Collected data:
START
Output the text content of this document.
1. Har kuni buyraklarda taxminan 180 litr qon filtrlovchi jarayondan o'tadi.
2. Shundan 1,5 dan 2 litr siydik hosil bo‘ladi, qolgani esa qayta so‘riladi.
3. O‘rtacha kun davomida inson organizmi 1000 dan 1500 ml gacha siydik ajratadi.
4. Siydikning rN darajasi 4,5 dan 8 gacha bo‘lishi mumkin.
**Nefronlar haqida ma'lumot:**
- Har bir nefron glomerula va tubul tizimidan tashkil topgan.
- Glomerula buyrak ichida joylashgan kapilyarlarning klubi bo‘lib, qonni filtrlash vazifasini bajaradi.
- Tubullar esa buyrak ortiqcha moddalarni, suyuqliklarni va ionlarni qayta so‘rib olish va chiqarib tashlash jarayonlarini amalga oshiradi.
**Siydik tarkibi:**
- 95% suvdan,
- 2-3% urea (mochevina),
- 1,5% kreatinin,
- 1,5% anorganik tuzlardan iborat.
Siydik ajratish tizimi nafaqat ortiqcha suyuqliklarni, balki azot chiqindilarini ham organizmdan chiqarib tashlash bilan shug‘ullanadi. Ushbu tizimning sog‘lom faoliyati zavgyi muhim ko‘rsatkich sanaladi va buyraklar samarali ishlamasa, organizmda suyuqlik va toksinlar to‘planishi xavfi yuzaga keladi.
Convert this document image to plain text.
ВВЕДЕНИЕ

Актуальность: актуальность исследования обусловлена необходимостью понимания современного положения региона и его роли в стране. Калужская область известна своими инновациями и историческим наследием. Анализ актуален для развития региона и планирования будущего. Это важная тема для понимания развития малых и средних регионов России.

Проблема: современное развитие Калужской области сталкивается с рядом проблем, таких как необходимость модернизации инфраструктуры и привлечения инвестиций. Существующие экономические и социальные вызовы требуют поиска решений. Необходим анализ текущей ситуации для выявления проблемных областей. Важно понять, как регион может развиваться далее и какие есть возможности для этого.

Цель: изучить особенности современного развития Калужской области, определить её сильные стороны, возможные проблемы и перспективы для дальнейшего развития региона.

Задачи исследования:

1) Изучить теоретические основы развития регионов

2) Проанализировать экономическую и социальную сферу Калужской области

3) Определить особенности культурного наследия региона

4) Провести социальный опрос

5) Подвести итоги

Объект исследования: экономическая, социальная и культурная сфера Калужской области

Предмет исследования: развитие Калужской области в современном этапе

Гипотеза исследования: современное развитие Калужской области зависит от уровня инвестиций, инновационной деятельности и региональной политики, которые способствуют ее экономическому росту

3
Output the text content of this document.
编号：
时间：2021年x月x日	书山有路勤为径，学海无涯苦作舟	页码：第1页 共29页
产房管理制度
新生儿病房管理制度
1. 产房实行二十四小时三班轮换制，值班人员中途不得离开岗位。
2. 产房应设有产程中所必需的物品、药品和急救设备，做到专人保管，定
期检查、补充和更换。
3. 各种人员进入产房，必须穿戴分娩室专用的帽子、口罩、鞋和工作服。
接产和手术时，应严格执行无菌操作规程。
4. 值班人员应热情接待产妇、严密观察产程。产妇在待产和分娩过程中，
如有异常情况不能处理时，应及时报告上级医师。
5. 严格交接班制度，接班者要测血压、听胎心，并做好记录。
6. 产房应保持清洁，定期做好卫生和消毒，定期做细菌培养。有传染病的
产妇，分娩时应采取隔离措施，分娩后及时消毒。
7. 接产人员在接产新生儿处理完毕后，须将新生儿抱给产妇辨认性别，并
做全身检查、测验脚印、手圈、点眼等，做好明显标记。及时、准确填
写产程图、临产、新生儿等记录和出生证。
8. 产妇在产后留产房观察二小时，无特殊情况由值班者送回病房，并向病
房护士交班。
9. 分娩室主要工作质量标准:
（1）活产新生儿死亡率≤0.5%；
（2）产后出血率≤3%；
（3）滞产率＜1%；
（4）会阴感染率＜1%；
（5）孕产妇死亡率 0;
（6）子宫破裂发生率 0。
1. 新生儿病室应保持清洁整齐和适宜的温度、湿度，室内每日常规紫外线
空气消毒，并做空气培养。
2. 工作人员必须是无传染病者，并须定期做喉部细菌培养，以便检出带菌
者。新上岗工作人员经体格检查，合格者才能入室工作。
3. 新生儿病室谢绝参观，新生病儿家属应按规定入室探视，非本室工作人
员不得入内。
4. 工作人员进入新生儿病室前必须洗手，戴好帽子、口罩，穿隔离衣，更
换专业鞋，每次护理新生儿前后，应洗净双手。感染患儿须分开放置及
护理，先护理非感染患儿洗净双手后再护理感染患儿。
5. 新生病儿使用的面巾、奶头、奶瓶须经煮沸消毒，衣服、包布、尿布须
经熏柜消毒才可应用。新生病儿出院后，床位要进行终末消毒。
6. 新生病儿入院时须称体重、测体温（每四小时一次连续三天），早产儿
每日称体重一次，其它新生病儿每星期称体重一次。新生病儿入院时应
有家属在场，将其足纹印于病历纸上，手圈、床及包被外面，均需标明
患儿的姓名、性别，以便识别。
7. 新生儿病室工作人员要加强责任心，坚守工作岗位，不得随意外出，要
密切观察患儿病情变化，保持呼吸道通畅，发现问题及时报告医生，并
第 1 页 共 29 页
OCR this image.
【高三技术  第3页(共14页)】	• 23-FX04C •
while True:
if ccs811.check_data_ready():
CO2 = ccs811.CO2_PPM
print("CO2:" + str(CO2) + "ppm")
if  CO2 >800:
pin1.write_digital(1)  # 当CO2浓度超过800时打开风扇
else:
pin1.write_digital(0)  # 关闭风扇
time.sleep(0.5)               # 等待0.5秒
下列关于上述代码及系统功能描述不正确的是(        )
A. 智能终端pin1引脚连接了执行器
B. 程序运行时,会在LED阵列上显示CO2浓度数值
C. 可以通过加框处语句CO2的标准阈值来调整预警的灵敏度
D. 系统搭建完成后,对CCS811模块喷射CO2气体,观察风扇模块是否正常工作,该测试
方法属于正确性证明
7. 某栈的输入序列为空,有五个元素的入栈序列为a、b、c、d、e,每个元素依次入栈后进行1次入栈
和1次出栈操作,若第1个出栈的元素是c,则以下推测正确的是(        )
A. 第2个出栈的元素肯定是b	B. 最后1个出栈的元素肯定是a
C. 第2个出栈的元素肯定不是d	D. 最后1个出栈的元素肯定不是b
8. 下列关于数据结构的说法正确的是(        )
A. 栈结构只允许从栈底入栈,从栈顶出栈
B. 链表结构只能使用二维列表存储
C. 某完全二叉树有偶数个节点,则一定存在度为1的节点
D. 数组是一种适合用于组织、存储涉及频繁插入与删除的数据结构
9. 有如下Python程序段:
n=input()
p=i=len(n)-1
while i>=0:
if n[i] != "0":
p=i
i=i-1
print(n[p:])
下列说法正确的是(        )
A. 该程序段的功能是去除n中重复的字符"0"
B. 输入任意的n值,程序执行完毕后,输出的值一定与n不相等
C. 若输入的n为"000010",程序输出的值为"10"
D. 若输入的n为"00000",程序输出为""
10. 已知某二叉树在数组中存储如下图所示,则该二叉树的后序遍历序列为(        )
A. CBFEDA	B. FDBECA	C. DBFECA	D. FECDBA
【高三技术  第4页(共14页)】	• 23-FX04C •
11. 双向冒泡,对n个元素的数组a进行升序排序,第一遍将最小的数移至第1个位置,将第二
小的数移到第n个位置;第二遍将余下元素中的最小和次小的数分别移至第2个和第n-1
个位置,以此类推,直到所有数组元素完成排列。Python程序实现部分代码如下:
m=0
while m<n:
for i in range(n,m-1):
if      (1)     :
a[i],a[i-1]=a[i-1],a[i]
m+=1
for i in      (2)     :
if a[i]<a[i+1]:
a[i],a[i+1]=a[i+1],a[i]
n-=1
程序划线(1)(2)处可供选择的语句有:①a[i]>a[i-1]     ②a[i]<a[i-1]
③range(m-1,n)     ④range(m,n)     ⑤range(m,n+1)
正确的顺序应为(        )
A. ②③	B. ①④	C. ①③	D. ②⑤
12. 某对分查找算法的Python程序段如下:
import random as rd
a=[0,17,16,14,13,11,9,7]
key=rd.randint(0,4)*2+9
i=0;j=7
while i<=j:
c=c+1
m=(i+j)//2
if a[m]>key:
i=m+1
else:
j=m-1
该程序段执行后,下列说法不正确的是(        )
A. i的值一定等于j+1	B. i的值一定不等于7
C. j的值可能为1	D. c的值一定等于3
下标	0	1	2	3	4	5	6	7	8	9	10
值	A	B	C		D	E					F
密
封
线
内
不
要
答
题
END
§ SHORT PROBLEM: State the count of lines with the word "qayta" in them, and write nothing else.

§ IN RESPONSE: 2